* **SHORT EXERCISE**
Find the string "JSON" in the entries and copy each line that has it.

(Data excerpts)
────
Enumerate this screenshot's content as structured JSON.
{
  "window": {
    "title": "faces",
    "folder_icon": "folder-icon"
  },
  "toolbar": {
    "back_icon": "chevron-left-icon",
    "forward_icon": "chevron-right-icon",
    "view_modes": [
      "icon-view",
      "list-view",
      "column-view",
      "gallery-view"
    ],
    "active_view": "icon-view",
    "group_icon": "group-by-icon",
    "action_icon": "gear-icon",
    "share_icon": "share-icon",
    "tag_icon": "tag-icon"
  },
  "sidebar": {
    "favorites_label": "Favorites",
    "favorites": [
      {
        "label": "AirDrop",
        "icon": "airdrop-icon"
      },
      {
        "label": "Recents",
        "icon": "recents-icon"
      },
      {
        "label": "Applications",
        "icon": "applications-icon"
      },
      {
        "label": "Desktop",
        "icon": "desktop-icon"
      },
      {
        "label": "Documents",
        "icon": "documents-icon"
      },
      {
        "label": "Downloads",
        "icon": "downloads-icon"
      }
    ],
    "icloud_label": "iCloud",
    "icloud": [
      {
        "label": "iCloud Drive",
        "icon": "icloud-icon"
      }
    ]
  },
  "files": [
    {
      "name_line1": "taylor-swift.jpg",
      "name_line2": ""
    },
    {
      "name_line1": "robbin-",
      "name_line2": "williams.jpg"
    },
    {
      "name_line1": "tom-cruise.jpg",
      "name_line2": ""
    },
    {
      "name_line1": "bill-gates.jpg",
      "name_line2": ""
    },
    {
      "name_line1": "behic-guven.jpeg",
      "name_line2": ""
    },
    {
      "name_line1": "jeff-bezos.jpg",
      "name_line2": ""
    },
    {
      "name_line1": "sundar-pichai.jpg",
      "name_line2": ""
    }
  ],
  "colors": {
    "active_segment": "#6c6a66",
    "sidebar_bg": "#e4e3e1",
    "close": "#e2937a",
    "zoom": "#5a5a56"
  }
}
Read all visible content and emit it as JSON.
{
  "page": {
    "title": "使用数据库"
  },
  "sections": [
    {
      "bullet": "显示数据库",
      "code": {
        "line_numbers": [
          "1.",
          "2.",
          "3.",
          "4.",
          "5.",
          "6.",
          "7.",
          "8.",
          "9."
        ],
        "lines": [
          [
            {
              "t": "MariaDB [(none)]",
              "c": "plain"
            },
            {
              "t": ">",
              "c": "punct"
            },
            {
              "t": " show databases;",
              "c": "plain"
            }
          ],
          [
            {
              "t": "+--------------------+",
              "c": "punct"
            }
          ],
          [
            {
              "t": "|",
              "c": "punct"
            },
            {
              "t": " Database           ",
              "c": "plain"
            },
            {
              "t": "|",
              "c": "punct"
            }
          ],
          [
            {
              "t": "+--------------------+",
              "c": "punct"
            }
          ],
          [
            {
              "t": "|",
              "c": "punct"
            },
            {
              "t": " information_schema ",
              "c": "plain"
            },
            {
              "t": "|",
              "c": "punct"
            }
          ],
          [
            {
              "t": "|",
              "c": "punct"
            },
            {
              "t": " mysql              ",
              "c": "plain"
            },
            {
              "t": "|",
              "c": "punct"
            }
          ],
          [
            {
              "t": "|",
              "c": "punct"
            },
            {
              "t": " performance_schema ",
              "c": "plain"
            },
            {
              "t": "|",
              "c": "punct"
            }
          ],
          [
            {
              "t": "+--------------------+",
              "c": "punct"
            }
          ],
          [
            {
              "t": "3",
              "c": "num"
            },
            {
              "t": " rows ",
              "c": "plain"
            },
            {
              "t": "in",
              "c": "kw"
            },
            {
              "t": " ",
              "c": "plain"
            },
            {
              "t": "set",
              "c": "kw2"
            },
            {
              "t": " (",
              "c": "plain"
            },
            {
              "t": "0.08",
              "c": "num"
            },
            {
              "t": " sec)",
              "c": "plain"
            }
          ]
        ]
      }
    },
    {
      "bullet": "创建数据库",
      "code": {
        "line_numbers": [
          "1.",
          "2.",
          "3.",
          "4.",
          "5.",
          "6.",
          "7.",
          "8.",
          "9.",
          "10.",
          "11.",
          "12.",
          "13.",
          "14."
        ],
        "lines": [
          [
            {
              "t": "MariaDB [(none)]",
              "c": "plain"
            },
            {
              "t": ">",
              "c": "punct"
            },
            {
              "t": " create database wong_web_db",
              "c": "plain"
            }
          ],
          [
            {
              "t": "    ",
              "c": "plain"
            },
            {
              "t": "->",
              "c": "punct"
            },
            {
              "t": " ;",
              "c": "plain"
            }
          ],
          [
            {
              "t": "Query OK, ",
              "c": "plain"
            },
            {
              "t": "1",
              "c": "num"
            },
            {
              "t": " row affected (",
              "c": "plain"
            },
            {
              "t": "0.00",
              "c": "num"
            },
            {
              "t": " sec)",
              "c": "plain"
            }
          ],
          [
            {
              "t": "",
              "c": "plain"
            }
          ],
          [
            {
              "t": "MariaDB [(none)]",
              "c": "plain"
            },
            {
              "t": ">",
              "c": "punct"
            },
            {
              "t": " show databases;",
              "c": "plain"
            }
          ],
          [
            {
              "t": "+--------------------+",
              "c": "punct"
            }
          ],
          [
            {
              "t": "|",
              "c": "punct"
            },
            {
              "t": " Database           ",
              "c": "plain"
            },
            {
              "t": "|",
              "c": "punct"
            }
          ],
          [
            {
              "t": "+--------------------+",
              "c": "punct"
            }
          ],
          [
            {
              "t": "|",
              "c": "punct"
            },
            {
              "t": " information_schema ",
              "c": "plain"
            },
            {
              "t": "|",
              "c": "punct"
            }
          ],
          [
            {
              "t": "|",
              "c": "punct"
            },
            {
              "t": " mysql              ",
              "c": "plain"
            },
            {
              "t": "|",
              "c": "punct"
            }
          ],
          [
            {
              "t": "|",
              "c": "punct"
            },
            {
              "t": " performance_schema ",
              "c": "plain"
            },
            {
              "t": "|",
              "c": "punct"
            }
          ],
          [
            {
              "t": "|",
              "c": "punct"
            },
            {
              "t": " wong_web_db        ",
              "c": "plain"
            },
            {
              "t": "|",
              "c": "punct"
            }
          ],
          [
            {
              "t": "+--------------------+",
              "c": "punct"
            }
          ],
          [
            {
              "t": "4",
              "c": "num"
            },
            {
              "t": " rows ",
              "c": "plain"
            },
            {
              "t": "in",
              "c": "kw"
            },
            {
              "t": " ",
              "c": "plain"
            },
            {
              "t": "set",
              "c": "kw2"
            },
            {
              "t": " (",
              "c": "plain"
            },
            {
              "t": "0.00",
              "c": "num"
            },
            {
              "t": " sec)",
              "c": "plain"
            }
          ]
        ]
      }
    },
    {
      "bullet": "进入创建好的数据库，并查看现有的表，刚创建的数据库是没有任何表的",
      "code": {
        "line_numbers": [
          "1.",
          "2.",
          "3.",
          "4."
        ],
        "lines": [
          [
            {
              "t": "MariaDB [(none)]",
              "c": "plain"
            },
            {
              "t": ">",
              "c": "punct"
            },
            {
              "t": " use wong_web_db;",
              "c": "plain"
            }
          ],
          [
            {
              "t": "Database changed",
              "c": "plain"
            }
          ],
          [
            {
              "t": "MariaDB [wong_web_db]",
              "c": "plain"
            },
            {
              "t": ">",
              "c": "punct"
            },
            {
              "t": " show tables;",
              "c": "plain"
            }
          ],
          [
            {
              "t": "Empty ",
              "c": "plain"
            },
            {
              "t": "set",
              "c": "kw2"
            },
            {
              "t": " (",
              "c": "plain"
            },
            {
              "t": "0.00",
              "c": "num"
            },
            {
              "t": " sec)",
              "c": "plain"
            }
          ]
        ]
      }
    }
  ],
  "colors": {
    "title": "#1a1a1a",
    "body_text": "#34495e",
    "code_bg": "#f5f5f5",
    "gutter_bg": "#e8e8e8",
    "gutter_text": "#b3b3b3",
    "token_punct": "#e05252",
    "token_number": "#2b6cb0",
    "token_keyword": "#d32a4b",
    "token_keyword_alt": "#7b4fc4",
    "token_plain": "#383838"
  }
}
────
* **FULL OUTPUT**
Enumerate this screenshot's content as structured JSON.
Read all visible content and emit it as JSON.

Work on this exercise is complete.